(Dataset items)
==============================
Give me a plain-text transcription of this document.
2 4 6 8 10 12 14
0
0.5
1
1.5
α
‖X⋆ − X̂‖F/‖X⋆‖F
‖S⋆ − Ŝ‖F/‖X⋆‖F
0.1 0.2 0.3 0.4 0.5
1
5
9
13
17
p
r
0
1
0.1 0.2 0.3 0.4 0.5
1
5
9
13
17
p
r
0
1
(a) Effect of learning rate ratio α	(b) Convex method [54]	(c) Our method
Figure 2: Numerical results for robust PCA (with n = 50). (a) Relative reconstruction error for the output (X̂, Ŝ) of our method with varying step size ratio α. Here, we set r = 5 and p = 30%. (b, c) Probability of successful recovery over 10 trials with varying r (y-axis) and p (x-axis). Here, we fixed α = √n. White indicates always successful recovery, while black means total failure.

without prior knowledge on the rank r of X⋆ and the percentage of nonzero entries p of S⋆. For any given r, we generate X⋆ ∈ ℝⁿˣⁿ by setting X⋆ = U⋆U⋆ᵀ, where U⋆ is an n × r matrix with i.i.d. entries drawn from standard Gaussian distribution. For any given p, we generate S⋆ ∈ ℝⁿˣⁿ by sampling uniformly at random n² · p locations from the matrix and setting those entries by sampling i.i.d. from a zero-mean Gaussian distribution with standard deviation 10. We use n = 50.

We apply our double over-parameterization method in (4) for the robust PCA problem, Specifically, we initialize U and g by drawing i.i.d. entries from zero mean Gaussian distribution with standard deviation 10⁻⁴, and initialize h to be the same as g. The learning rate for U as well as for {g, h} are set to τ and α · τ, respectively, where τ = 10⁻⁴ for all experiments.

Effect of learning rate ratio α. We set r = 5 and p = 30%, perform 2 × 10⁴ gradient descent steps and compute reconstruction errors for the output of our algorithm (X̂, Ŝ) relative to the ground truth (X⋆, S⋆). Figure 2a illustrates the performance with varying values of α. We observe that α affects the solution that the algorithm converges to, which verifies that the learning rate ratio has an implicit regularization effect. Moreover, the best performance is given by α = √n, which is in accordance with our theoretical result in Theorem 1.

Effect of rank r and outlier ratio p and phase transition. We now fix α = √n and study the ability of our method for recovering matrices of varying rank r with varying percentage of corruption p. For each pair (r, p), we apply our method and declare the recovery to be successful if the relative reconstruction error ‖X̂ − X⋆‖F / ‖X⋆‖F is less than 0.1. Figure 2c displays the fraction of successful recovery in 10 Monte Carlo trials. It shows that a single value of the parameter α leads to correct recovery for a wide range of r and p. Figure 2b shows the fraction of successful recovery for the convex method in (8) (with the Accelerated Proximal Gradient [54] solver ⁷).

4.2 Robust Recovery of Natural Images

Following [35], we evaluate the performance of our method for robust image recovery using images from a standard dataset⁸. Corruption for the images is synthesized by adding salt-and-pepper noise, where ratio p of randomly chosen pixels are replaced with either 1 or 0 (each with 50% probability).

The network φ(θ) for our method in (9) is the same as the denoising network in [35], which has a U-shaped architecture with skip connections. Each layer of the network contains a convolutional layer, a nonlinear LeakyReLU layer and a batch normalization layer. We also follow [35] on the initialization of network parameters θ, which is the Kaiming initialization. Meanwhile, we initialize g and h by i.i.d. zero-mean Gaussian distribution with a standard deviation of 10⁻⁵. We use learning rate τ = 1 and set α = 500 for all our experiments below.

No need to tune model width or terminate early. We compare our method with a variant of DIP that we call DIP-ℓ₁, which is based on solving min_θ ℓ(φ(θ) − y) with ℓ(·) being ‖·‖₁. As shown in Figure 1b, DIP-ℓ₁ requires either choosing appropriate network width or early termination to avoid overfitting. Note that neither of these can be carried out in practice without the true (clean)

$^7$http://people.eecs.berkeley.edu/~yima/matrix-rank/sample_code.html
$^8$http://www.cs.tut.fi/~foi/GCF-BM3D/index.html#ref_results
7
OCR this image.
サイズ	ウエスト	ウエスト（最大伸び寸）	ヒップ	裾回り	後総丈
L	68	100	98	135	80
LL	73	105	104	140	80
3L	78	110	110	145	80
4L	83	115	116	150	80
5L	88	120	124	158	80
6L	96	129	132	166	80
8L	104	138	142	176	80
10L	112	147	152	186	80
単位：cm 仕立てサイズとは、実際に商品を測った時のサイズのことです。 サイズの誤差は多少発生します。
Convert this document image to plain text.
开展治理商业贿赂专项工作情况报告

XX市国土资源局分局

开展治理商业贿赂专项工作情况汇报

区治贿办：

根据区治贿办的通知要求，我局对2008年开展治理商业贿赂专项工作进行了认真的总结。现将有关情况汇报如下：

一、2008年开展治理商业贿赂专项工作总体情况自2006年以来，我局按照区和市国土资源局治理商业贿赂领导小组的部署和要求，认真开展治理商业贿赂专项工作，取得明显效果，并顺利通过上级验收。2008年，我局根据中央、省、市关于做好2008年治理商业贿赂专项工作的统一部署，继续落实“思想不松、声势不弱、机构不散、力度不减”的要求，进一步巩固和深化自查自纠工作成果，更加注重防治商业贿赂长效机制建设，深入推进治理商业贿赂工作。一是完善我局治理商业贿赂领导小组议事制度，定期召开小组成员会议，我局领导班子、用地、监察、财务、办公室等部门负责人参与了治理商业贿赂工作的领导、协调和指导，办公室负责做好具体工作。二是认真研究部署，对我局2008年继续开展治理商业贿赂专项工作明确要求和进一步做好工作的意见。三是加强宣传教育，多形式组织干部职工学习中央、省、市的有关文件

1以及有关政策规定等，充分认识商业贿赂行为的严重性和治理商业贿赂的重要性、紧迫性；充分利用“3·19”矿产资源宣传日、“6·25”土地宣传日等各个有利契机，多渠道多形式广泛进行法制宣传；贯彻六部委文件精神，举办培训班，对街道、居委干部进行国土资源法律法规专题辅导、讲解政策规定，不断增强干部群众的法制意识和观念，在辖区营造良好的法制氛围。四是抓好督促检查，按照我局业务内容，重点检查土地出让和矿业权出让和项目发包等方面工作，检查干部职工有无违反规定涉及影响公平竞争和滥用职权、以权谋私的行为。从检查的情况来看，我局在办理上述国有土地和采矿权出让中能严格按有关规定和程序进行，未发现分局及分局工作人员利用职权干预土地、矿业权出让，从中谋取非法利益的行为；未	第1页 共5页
==============================
#### Instructions to follow:
Output all of the material exactly as written.

#### Finished exercise:
Give me a plain-text transcription of this document.
2 4 6 8 10 12 14
0
0.5
1
1.5
α
‖X⋆ − X̂‖F/‖X⋆‖F
‖S⋆ − Ŝ‖F/‖X⋆‖F
0.1 0.2 0.3 0.4 0.5
1
5
9
13
17
p
r
0
1
0.1 0.2 0.3 0.4 0.5
1
5
9
13
17
p
r
0
1
(a) Effect of learning rate ratio α	(b) Convex method [54]	(c) Our method
Figure 2: Numerical results for robust PCA (with n = 50). (a) Relative reconstruction error for the output (X̂, Ŝ) of our method with varying step size ratio α. Here, we set r = 5 and p = 30%. (b, c) Probability of successful recovery over 10 trials with varying r (y-axis) and p (x-axis). Here, we fixed α = √n. White indicates always successful recovery, while black means total failure.

without prior knowledge on the rank r of X⋆ and the percentage of nonzero entries p of S⋆. For any given r, we generate X⋆ ∈ ℝⁿˣⁿ by setting X⋆ = U⋆U⋆ᵀ, where U⋆ is an n × r matrix with i.i.d. entries drawn from standard Gaussian distribution. For any given p, we generate S⋆ ∈ ℝⁿˣⁿ by sampling uniformly at random n² · p locations from the matrix and setting those entries by sampling i.i.d. from a zero-mean Gaussian distribution with standard deviation 10. We use n = 50.

We apply our double over-parameterization method in (4) for the robust PCA problem, Specifically, we initialize U and g by drawing i.i.d. entries from zero mean Gaussian distribution with standard deviation 10⁻⁴, and initialize h to be the same as g. The learning rate for U as well as for {g, h} are set to τ and α · τ, respectively, where τ = 10⁻⁴ for all experiments.

Effect of learning rate ratio α. We set r = 5 and p = 30%, perform 2 × 10⁴ gradient descent steps and compute reconstruction errors for the output of our algorithm (X̂, Ŝ) relative to the ground truth (X⋆, S⋆). Figure 2a illustrates the performance with varying values of α. We observe that α affects the solution that the algorithm converges to, which verifies that the learning rate ratio has an implicit regularization effect. Moreover, the best performance is given by α = √n, which is in accordance with our theoretical result in Theorem 1.

Effect of rank r and outlier ratio p and phase transition. We now fix α = √n and study the ability of our method for recovering matrices of varying rank r with varying percentage of corruption p. For each pair (r, p), we apply our method and declare the recovery to be successful if the relative reconstruction error ‖X̂ − X⋆‖F / ‖X⋆‖F is less than 0.1. Figure 2c displays the fraction of successful recovery in 10 Monte Carlo trials. It shows that a single value of the parameter α leads to correct recovery for a wide range of r and p. Figure 2b shows the fraction of successful recovery for the convex method in (8) (with the Accelerated Proximal Gradient [54] solver ⁷).

4.2 Robust Recovery of Natural Images

Following [35], we evaluate the performance of our method for robust image recovery using images from a standard dataset⁸. Corruption for the images is synthesized by adding salt-and-pepper noise, where ratio p of randomly chosen pixels are replaced with either 1 or 0 (each with 50% probability).

The network φ(θ) for our method in (9) is the same as the denoising network in [35], which has a U-shaped architecture with skip connections. Each layer of the network contains a convolutional layer, a nonlinear LeakyReLU layer and a batch normalization layer. We also follow [35] on the initialization of network parameters θ, which is the Kaiming initialization. Meanwhile, we initialize g and h by i.i.d. zero-mean Gaussian distribution with a standard deviation of 10⁻⁵. We use learning rate τ = 1 and set α = 500 for all our experiments below.

No need to tune model width or terminate early. We compare our method with a variant of DIP that we call DIP-ℓ₁, which is based on solving min_θ ℓ(φ(θ) − y) with ℓ(·) being ‖·‖₁. As shown in Figure 1b, DIP-ℓ₁ requires either choosing appropriate network width or early termination to avoid overfitting. Note that neither of these can be carried out in practice without the true (clean)

$^7$http://people.eecs.berkeley.edu/~yima/matrix-rank/sample_code.html
$^8$http://www.cs.tut.fi/~foi/GCF-BM3D/index.html#ref_results
7
OCR this image.
サイズ	ウエスト	ウエスト（最大伸び寸）	ヒップ	裾回り	後総丈
L	68	100	98	135	80
LL	73	105	104	140	80
3L	78	110	110	145	80
4L	83	115	116	150	80
5L	88	120	124	158	80
6L	96	129	132	166	80
8L	104	138	142	176	80
10L	112	147	152	186	80
単位：cm 仕立てサイズとは、実際に商品を測った時のサイズのことです。 サイズの誤差は多少発生します。
Convert this document image to plain text.
开展治理商业贿赂专项工作情况报告

XX市国土资源局分局

开展治理商业贿赂专项工作情况汇报

区治贿办：

根据区治贿办的通知要求，我局对2008年开展治理商业贿赂专项工作进行了认真的总结。现将有关情况汇报如下：

一、2008年开展治理商业贿赂专项工作总体情况自2006年以来，我局按照区和市国土资源局治理商业贿赂领导小组的部署和要求，认真开展治理商业贿赂专项工作，取得明显效果，并顺利通过上级验收。2008年，我局根据中央、省、市关于做好2008年治理商业贿赂专项工作的统一部署，继续落实“思想不松、声势不弱、机构不散、力度不减”的要求，进一步巩固和深化自查自纠工作成果，更加注重防治商业贿赂长效机制建设，深入推进治理商业贿赂工作。一是完善我局治理商业贿赂领导小组议事制度，定期召开小组成员会议，我局领导班子、用地、监察、财务、办公室等部门负责人参与了治理商业贿赂工作的领导、协调和指导，办公室负责做好具体工作。二是认真研究部署，对我局2008年继续开展治理商业贿赂专项工作明确要求和进一步做好工作的意见。三是加强宣传教育，多形式组织干部职工学习中央、省、市的有关文件

1以及有关政策规定等，充分认识商业贿赂行为的严重性和治理商业贿赂的重要性、紧迫性；充分利用“3·19”矿产资源宣传日、“6·25”土地宣传日等各个有利契机，多渠道多形式广泛进行法制宣传；贯彻六部委文件精神，举办培训班，对街道、居委干部进行国土资源法律法规专题辅导、讲解政策规定，不断增强干部群众的法制意识和观念，在辖区营造良好的法制氛围。四是抓好督促检查，按照我局业务内容，重点检查土地出让和矿业权出让和项目发包等方面工作，检查干部职工有无违反规定涉及影响公平竞争和滥用职权、以权谋私的行为。从检查的情况来看，我局在办理上述国有土地和采矿权出让中能严格按有关规定和程序进行，未发现分局及分局工作人员利用职权干预土地、矿业权出让，从中谋取非法利益的行为；未	第1页 共5页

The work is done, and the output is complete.